SET PROBLEM – Copy out each of the following lines word for word, leaving everything unchanged.
◆ ◆ ◆ ◆ ◆ ◆ ◆
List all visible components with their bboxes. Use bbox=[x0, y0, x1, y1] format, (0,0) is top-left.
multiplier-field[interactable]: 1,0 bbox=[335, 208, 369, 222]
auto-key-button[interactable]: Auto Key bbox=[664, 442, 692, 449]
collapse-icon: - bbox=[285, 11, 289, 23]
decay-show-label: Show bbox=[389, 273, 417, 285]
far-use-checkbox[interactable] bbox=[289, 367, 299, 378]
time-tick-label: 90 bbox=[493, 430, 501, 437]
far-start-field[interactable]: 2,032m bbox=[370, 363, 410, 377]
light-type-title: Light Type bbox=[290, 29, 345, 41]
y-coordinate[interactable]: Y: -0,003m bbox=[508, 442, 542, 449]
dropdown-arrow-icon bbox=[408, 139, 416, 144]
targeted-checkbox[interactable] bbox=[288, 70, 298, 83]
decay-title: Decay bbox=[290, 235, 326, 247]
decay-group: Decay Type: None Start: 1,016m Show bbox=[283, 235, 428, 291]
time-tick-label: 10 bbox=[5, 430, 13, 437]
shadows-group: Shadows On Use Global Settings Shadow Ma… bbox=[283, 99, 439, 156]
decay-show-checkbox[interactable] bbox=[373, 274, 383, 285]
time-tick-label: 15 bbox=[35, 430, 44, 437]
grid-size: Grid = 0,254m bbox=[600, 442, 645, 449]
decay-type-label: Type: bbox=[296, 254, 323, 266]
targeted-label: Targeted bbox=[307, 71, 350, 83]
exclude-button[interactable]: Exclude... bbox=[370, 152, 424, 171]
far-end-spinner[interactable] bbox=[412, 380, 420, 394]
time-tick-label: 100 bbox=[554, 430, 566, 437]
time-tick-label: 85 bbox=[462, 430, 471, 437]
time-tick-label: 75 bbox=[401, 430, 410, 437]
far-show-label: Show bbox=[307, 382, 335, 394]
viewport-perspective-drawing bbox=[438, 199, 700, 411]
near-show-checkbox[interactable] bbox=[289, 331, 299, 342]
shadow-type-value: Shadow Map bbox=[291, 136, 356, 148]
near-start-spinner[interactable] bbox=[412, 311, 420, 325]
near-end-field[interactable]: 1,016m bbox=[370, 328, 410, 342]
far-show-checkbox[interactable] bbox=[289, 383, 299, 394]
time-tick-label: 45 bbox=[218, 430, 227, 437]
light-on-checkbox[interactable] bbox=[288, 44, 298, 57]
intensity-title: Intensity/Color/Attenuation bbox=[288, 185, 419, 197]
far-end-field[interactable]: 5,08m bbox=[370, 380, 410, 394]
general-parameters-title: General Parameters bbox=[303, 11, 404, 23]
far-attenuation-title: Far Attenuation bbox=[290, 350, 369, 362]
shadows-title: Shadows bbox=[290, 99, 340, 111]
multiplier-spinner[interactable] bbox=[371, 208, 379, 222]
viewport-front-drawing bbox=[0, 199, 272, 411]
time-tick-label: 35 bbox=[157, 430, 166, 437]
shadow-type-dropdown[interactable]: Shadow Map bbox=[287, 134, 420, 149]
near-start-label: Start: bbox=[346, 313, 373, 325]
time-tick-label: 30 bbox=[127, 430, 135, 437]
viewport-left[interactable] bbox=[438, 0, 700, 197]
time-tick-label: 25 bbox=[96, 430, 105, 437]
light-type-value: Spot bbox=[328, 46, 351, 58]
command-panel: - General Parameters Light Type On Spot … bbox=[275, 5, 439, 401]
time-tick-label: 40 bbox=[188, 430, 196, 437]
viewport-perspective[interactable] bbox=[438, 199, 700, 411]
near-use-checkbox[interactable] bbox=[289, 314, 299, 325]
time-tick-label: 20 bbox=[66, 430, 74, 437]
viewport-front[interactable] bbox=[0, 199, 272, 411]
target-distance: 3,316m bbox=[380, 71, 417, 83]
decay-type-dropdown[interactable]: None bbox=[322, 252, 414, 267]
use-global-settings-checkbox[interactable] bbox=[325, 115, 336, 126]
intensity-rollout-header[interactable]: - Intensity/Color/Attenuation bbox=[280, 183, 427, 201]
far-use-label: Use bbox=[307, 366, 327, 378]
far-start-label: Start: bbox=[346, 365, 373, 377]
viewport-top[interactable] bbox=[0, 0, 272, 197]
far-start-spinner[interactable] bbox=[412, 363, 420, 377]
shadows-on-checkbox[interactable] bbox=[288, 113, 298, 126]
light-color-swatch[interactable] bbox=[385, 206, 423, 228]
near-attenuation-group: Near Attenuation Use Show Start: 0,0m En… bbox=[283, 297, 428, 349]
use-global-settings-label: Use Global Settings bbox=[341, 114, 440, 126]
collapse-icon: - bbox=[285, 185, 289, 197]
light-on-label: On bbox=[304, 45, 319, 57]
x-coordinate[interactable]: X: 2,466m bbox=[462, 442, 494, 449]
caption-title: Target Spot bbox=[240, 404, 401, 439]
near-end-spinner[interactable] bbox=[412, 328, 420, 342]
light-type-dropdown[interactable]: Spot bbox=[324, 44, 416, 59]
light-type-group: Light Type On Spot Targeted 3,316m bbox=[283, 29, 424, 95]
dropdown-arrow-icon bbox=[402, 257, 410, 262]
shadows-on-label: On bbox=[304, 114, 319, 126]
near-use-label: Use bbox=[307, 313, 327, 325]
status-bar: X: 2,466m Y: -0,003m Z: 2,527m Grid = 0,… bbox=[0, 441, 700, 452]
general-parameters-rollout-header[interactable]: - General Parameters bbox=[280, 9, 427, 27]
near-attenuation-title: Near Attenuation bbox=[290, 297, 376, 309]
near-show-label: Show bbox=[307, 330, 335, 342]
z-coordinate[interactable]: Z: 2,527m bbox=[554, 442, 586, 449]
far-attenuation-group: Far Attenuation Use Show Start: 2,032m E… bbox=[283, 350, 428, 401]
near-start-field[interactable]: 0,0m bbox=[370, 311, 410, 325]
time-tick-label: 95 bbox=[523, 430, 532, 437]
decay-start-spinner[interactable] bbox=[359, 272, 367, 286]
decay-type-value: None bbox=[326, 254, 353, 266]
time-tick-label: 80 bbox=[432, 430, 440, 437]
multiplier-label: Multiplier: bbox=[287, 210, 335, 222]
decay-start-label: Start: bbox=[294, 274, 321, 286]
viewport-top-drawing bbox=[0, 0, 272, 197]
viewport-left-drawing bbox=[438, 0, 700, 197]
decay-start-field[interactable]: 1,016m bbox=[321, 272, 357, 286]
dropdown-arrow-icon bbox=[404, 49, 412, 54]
◆ ◆ ◆ ◆ ◆ ◆ ◆
TASK SOLUTION –
List all visible components with their bboxes. Use bbox=[x0, y0, x1, y1] format, (0,0) is top-left.
multiplier-field[interactable]: 1,0 bbox=[335, 208, 369, 222]
auto-key-button[interactable]: Auto Key bbox=[664, 442, 692, 449]
collapse-icon: - bbox=[285, 11, 289, 23]
decay-show-label: Show bbox=[389, 273, 417, 285]
far-use-checkbox[interactable] bbox=[289, 367, 299, 378]
time-tick-label: 90 bbox=[493, 430, 501, 437]
far-start-field[interactable]: 2,032m bbox=[370, 363, 410, 377]
light-type-title: Light Type bbox=[290, 29, 345, 41]
y-coordinate[interactable]: Y: -0,003m bbox=[508, 442, 542, 449]
dropdown-arrow-icon bbox=[408, 139, 416, 144]
targeted-checkbox[interactable] bbox=[288, 70, 298, 83]
decay-title: Decay bbox=[290, 235, 326, 247]
decay-group: Decay Type: None Start: 1,016m Show bbox=[283, 235, 428, 291]
time-tick-label: 10 bbox=[5, 430, 13, 437]
shadows-group: Shadows On Use Global Settings Shadow Ma… bbox=[283, 99, 439, 156]
decay-show-checkbox[interactable] bbox=[373, 274, 383, 285]
time-tick-label: 15 bbox=[35, 430, 44, 437]
grid-size: Grid = 0,254m bbox=[600, 442, 645, 449]
decay-type-label: Type: bbox=[296, 254, 323, 266]
targeted-label: Targeted bbox=[307, 71, 350, 83]
exclude-button[interactable]: Exclude... bbox=[370, 152, 424, 171]
far-end-spinner[interactable] bbox=[412, 380, 420, 394]
time-tick-label: 100 bbox=[554, 430, 566, 437]
time-tick-label: 85 bbox=[462, 430, 471, 437]
time-tick-label: 75 bbox=[401, 430, 410, 437]
far-show-label: Show bbox=[307, 382, 335, 394]
viewport-perspective-drawing bbox=[438, 199, 700, 411]
near-show-checkbox[interactable] bbox=[289, 331, 299, 342]
shadow-type-value: Shadow Map bbox=[291, 136, 356, 148]
near-start-spinner[interactable] bbox=[412, 311, 420, 325]
near-end-field[interactable]: 1,016m bbox=[370, 328, 410, 342]
far-show-checkbox[interactable] bbox=[289, 383, 299, 394]
time-tick-label: 45 bbox=[218, 430, 227, 437]
light-on-checkbox[interactable] bbox=[288, 44, 298, 57]
intensity-title: Intensity/Color/Attenuation bbox=[288, 185, 419, 197]
far-end-field[interactable]: 5,08m bbox=[370, 380, 410, 394]
general-parameters-title: General Parameters bbox=[303, 11, 404, 23]
far-attenuation-title: Far Attenuation bbox=[290, 350, 369, 362]
shadows-title: Shadows bbox=[290, 99, 340, 111]
multiplier-spinner[interactable] bbox=[371, 208, 379, 222]
viewport-front-drawing bbox=[0, 199, 272, 411]
time-tick-label: 35 bbox=[157, 430, 166, 437]
shadow-type-dropdown[interactable]: Shadow Map bbox=[287, 134, 420, 149]
near-start-label: Start: bbox=[346, 313, 373, 325]
time-tick-label: 30 bbox=[127, 430, 135, 437]
viewport-left[interactable] bbox=[438, 0, 700, 197]
time-tick-label: 25 bbox=[96, 430, 105, 437]
light-type-value: Spot bbox=[328, 46, 351, 58]
command-panel: - General Parameters Light Type On Spot … bbox=[275, 5, 439, 401]
time-tick-label: 40 bbox=[188, 430, 196, 437]
viewport-perspective[interactable] bbox=[438, 199, 700, 411]
near-use-checkbox[interactable] bbox=[289, 314, 299, 325]
time-tick-label: 20 bbox=[66, 430, 74, 437]
viewport-front[interactable] bbox=[0, 199, 272, 411]
target-distance: 3,316m bbox=[380, 71, 417, 83]
decay-type-dropdown[interactable]: None bbox=[322, 252, 414, 267]
use-global-settings-checkbox[interactable] bbox=[325, 115, 336, 126]
intensity-rollout-header[interactable]: - Intensity/Color/Attenuation bbox=[280, 183, 427, 201]
far-use-label: Use bbox=[307, 366, 327, 378]
far-start-label: Start: bbox=[346, 365, 373, 377]
viewport-top[interactable] bbox=[0, 0, 272, 197]
far-start-spinner[interactable] bbox=[412, 363, 420, 377]
shadows-on-checkbox[interactable] bbox=[288, 113, 298, 126]
light-color-swatch[interactable] bbox=[385, 206, 423, 228]
near-attenuation-group: Near Attenuation Use Show Start: 0,0m En… bbox=[283, 297, 428, 349]
use-global-settings-label: Use Global Settings bbox=[341, 114, 440, 126]
collapse-icon: - bbox=[285, 185, 289, 197]
light-on-label: On bbox=[304, 45, 319, 57]
x-coordinate[interactable]: X: 2,466m bbox=[462, 442, 494, 449]
caption-title: Target Spot bbox=[240, 404, 401, 439]
near-end-spinner[interactable] bbox=[412, 328, 420, 342]
light-type-dropdown[interactable]: Spot bbox=[324, 44, 416, 59]
light-type-group: Light Type On Spot Targeted 3,316m bbox=[283, 29, 424, 95]
dropdown-arrow-icon bbox=[402, 257, 410, 262]
shadows-on-label: On bbox=[304, 114, 319, 126]
near-use-label: Use bbox=[307, 313, 327, 325]
status-bar: X: 2,466m Y: -0,003m Z: 2,527m Grid = 0,… bbox=[0, 441, 700, 452]
general-parameters-rollout-header[interactable]: - General Parameters bbox=[280, 9, 427, 27]
near-attenuation-title: Near Attenuation bbox=[290, 297, 376, 309]
near-show-label: Show bbox=[307, 330, 335, 342]
z-coordinate[interactable]: Z: 2,527m bbox=[554, 442, 586, 449]
far-attenuation-group: Far Attenuation Use Show Start: 2,032m E… bbox=[283, 350, 428, 401]
near-start-field[interactable]: 0,0m bbox=[370, 311, 410, 325]
time-tick-label: 95 bbox=[523, 430, 532, 437]
decay-start-spinner[interactable] bbox=[359, 272, 367, 286]
decay-type-value: None bbox=[326, 254, 353, 266]
time-tick-label: 80 bbox=[432, 430, 440, 437]
multiplier-label: Multiplier: bbox=[287, 210, 335, 222]
decay-start-label: Start: bbox=[294, 274, 321, 286]
viewport-top-drawing bbox=[0, 0, 272, 197]
viewport-left-drawing bbox=[438, 0, 700, 197]
decay-start-field[interactable]: 1,016m bbox=[321, 272, 357, 286]
dropdown-arrow-icon bbox=[404, 49, 412, 54]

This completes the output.